— BEGIN —
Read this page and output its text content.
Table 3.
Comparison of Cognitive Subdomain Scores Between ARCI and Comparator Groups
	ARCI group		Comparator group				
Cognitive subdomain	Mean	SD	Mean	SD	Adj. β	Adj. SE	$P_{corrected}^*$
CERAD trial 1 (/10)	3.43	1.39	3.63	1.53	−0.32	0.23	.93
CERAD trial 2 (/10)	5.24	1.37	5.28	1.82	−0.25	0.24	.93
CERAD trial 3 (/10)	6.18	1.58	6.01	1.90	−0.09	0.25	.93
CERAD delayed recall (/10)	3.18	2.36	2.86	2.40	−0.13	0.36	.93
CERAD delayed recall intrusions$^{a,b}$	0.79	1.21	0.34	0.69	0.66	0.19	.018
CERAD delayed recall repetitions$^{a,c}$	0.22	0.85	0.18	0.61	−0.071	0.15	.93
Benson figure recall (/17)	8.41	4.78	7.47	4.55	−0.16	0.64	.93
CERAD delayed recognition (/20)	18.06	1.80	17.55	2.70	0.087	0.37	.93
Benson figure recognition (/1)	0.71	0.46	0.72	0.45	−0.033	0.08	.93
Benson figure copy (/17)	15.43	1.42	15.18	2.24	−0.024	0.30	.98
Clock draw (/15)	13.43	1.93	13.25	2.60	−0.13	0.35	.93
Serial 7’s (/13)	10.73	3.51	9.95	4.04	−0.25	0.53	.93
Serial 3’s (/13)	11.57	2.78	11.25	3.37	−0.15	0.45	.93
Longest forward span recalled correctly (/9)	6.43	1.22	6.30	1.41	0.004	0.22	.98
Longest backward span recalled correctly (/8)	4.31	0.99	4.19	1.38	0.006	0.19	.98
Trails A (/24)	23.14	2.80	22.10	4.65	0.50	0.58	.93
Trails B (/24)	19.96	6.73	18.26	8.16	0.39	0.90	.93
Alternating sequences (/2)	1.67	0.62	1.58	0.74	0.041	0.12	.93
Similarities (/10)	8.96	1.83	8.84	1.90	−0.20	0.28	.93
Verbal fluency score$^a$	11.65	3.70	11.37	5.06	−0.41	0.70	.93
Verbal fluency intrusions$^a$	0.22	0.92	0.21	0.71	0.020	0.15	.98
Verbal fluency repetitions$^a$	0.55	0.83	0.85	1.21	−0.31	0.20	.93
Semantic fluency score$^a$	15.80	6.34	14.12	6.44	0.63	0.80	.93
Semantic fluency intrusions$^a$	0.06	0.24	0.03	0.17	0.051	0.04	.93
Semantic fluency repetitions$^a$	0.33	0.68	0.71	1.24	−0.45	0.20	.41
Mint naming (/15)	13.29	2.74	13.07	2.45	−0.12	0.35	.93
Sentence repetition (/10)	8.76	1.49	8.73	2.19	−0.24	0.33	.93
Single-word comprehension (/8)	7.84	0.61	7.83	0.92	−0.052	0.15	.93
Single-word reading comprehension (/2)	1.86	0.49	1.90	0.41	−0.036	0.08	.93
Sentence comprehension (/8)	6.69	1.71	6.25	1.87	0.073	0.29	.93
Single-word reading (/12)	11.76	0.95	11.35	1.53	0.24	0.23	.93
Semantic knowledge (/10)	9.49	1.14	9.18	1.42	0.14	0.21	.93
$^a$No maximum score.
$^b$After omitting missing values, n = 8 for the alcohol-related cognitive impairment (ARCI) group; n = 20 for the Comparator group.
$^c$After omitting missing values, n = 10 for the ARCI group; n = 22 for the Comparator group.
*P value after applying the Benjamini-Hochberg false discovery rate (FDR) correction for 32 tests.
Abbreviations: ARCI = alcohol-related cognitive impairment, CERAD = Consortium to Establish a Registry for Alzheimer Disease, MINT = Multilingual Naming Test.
— END —
**PROBLEM:** Every line of the listing that holds "span" is to be counted; give only the resulting number.

**FULL SOLUTION:** 2